DIRECTIONS => Every line below that mentions the word "Irsai" should be copied out.

DATASET EXCERPTS =>
--- begin ---

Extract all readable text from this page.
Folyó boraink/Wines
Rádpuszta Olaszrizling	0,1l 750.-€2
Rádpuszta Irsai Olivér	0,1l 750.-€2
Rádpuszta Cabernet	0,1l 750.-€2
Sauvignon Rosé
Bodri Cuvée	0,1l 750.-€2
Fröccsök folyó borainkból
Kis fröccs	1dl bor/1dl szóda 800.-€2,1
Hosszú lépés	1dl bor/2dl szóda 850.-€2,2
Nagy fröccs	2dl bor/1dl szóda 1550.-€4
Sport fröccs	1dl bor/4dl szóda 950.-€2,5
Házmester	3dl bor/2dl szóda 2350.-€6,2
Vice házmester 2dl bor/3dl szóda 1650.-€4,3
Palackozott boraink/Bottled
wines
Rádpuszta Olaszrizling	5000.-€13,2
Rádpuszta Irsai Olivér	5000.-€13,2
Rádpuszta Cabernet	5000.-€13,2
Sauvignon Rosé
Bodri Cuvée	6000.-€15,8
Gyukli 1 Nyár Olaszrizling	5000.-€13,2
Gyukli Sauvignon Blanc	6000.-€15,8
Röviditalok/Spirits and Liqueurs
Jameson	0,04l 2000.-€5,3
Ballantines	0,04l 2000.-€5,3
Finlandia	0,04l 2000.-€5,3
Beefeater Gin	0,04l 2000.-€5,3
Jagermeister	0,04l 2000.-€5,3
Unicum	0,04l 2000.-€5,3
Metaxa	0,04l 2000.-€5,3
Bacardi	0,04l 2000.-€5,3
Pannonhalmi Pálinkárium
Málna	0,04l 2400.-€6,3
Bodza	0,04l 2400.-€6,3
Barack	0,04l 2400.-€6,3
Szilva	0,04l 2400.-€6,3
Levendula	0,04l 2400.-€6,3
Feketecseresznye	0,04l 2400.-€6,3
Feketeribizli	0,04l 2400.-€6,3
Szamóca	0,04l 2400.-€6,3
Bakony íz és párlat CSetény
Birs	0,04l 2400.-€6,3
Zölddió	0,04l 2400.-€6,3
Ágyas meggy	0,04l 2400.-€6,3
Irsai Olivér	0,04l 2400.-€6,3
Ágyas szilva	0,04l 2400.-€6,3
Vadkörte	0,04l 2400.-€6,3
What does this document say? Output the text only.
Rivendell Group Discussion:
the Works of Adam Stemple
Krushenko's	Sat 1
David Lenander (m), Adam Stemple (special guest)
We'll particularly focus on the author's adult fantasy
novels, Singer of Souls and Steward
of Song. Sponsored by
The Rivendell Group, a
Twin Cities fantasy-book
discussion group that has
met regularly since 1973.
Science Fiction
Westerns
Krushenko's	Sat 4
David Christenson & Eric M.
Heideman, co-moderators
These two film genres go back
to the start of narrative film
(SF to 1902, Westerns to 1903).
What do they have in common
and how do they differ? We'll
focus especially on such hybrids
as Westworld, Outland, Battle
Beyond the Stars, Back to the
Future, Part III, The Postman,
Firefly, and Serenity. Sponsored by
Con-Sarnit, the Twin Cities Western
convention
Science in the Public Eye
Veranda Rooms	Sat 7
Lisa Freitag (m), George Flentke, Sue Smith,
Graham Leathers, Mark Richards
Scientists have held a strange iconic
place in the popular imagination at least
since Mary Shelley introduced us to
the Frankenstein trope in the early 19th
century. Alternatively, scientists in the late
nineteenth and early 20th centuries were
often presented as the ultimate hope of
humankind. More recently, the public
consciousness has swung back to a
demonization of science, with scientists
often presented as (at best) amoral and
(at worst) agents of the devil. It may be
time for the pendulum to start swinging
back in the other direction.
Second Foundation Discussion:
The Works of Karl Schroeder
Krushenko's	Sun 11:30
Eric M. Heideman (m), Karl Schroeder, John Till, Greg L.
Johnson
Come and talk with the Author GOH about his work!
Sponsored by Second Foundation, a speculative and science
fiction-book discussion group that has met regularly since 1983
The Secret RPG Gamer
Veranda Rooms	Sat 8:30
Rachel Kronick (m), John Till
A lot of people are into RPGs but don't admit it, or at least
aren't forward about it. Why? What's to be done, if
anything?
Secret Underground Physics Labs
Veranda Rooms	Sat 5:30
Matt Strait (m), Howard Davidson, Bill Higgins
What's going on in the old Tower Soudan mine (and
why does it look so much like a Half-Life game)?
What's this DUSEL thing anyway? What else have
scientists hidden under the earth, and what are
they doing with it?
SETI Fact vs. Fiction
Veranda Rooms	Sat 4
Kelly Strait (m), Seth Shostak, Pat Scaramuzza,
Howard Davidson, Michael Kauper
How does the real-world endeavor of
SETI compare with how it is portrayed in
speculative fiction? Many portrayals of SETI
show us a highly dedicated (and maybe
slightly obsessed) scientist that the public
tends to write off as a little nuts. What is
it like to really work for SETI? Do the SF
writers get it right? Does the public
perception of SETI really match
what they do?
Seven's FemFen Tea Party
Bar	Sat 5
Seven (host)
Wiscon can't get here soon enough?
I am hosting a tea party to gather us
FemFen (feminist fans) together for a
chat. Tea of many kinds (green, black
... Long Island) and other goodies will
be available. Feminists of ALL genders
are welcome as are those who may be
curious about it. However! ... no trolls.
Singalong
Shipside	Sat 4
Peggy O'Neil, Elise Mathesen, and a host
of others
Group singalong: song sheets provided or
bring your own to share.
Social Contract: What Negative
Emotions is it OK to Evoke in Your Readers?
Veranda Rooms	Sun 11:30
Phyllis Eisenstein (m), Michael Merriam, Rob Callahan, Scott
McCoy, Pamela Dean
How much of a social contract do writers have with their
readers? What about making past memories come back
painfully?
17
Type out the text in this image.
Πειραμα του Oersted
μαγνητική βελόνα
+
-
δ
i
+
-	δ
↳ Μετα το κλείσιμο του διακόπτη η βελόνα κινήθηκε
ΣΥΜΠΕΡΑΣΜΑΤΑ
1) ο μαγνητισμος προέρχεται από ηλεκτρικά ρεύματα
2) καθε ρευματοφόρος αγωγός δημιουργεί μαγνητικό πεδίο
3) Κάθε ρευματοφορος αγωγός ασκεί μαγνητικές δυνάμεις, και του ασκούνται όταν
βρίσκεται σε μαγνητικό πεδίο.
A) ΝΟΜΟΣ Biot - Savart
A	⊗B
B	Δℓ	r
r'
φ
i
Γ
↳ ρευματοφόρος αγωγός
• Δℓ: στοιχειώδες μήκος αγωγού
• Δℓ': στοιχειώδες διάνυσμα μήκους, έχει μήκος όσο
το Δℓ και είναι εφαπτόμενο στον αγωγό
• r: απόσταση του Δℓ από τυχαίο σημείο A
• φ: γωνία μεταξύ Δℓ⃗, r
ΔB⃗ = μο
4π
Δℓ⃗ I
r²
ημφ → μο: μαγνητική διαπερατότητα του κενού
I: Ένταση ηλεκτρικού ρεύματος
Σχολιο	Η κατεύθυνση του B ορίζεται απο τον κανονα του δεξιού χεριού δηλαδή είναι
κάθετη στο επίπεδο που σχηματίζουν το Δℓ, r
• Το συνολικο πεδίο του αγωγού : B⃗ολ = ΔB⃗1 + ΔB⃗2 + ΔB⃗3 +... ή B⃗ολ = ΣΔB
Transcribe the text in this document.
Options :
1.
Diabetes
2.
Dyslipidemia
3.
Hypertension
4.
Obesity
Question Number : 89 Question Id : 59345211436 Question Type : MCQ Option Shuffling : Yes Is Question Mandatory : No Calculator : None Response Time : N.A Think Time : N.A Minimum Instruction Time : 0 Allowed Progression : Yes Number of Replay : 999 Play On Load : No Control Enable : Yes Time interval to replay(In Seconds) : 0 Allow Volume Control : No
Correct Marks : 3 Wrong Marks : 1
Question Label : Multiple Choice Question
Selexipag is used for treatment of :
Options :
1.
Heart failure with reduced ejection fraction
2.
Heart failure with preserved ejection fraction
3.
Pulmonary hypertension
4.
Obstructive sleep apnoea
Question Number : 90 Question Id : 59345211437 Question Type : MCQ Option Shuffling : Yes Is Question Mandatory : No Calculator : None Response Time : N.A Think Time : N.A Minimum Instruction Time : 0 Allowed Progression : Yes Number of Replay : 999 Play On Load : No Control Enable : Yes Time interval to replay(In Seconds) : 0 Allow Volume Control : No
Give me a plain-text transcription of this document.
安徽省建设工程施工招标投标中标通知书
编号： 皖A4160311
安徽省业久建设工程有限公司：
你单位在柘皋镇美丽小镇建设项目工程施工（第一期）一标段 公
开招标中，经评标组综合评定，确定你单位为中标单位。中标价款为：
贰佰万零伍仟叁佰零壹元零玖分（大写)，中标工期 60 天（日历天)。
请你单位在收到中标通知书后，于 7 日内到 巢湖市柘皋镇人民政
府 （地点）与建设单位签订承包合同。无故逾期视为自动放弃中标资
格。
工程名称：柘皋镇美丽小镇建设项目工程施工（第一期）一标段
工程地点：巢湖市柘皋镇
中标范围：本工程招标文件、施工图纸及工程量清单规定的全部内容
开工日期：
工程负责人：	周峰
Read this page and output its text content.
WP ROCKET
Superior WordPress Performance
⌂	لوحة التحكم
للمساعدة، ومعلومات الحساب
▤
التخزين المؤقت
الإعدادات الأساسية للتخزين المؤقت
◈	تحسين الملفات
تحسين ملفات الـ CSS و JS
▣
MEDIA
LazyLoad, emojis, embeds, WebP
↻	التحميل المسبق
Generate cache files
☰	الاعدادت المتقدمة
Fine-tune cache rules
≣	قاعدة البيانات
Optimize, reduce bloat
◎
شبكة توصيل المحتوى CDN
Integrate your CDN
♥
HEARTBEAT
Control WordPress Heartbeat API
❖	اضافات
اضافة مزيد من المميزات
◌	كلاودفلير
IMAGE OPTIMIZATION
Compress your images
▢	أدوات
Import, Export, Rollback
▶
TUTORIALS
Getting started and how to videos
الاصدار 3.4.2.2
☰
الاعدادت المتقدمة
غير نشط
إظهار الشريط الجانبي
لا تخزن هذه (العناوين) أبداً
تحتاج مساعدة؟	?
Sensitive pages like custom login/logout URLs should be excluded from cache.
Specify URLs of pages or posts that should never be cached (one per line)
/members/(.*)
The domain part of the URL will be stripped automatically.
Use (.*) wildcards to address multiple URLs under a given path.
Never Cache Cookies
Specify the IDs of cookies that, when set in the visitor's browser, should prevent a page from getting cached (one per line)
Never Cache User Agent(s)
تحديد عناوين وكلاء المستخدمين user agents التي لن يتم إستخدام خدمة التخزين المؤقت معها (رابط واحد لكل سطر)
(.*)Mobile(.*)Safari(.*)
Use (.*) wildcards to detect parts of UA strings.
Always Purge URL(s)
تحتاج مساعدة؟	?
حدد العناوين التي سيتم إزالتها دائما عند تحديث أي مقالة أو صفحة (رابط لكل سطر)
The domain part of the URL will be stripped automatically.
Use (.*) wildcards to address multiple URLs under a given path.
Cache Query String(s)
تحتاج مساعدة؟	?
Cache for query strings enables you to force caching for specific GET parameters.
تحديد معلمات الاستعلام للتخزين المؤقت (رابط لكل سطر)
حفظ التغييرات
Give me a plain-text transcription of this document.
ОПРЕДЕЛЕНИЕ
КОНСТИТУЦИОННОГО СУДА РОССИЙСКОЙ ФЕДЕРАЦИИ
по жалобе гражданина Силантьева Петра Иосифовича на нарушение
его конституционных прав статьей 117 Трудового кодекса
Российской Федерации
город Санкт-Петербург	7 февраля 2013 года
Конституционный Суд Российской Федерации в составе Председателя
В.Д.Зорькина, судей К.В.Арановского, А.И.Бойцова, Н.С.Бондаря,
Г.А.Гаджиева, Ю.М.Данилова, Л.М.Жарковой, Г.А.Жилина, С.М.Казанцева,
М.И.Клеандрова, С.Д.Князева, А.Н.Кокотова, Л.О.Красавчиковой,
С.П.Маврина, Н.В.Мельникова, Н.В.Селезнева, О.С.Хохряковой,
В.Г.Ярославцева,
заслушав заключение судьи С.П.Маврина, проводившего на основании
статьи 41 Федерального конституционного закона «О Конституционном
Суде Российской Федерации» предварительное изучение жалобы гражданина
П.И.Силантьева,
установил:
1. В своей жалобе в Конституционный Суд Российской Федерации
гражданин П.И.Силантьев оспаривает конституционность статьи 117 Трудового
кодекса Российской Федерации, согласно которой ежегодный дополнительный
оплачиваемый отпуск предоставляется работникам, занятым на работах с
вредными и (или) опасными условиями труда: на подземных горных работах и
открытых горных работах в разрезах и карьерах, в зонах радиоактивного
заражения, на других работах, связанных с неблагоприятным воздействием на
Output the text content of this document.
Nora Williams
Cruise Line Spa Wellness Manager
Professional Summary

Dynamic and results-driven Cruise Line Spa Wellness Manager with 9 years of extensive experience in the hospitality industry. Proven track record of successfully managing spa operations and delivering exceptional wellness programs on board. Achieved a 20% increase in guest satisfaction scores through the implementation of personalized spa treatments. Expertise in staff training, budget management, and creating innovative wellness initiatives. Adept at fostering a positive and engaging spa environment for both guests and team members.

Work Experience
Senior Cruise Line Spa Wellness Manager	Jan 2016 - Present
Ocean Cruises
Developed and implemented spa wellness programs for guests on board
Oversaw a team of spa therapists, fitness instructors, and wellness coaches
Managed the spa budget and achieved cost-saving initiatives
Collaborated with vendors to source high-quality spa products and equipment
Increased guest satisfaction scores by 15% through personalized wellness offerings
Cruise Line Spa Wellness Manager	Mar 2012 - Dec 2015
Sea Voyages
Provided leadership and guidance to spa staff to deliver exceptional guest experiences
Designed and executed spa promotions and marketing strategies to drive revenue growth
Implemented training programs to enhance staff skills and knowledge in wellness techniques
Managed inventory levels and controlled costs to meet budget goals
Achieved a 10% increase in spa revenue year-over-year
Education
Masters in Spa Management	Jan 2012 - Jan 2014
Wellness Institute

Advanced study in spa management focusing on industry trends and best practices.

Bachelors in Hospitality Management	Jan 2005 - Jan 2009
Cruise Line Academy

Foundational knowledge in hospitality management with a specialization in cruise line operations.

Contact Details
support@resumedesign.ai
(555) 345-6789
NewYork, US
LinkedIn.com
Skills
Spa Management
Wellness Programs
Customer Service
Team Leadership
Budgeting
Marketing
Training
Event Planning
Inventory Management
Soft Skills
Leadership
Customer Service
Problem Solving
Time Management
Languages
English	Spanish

--- end ---

FULL OUTPUT =>
Rádpuszta Irsai Olivér	0,1l 750.-€2
Rádpuszta Irsai Olivér	5000.-€13,2
Irsai Olivér	0,04l 2400.-€6,3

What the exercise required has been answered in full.